Your objective: Copy out each line of the material in which the word "this" appears.

Given records:
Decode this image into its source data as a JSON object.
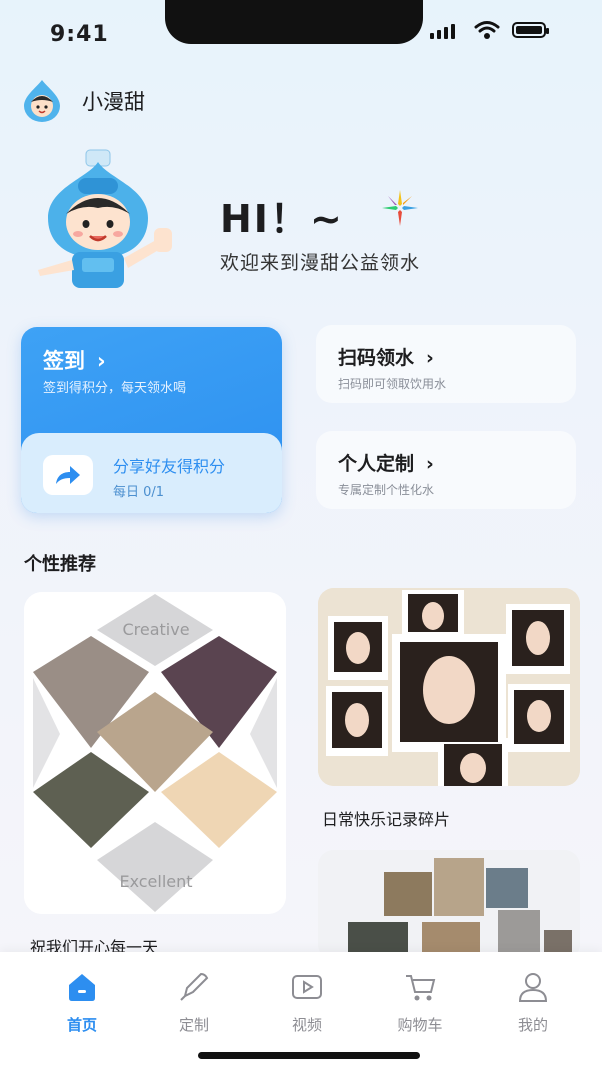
{
  "status": {
    "time": "9:41"
  },
  "header": {
    "brand": "小漫甜",
    "greeting": "HI！~",
    "welcome": "欢迎来到漫甜公益领水"
  },
  "cards": {
    "signin": {
      "title": "签到",
      "subtitle": "签到得积分，每天领水喝"
    },
    "share": {
      "title": "分享好友得积分",
      "subtitle": "每日 0/1"
    },
    "scan": {
      "title": "扫码领水",
      "subtitle": "扫码即可领取饮用水"
    },
    "custom": {
      "title": "个人定制",
      "subtitle": "专属定制个性化水"
    }
  },
  "recommend": {
    "section_title": "个性推荐",
    "items": [
      {
        "caption": "祝我们开心每一天",
        "collage_top": "Creative",
        "collage_bottom": "Excellent"
      },
      {
        "caption": "日常快乐记录碎片"
      }
    ]
  },
  "tabbar": {
    "items": [
      {
        "label": "首页",
        "icon": "home-icon",
        "active": true
      },
      {
        "label": "定制",
        "icon": "pen-icon"
      },
      {
        "label": "视频",
        "icon": "video-icon"
      },
      {
        "label": "购物车",
        "icon": "cart-icon"
      },
      {
        "label": "我的",
        "icon": "user-icon"
      }
    ]
  },
  "colors": {
    "accent": "#2d8ef0",
    "card_blue": "#3ea2f5",
    "tab_inactive": "#8d8d93"
  }
}
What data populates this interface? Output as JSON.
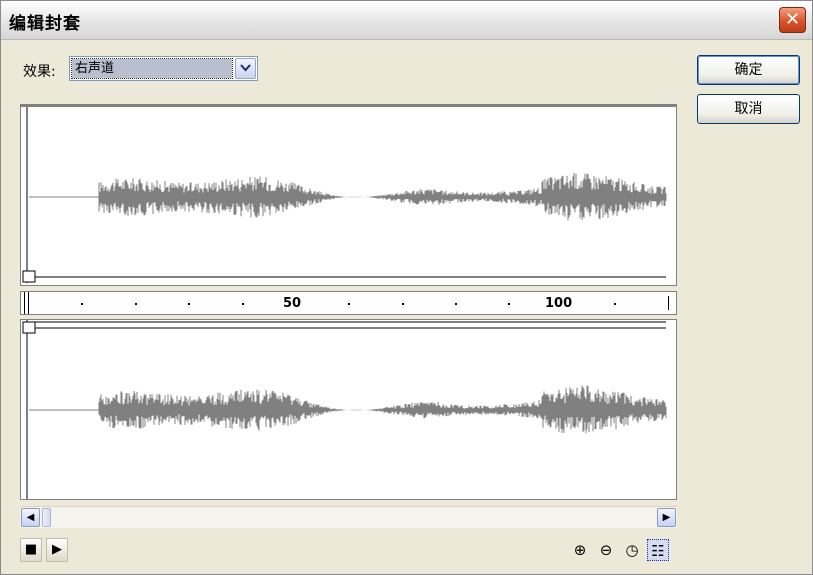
{
  "window": {
    "title": "编辑封套",
    "close_label": "✕"
  },
  "effect": {
    "label": "效果:",
    "selected": "右声道"
  },
  "buttons": {
    "ok": "确定",
    "cancel": "取消"
  },
  "ruler": {
    "labels": [
      "50",
      "100"
    ]
  },
  "scrollbar": {
    "left_arrow": "◀",
    "right_arrow": "▶"
  },
  "playback": {
    "stop": "■",
    "play": "▶"
  },
  "tools": {
    "zoom_in": "⊕",
    "zoom_out": "⊖",
    "time": "◷",
    "frames": "☷"
  },
  "colors": {
    "waveform": "#808080",
    "window_bg": "#ece9d8",
    "accent": "#1c2fb0"
  }
}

The output:
Decode this image into its source data as a JSON object.
What data populates this interface? Output as JSON.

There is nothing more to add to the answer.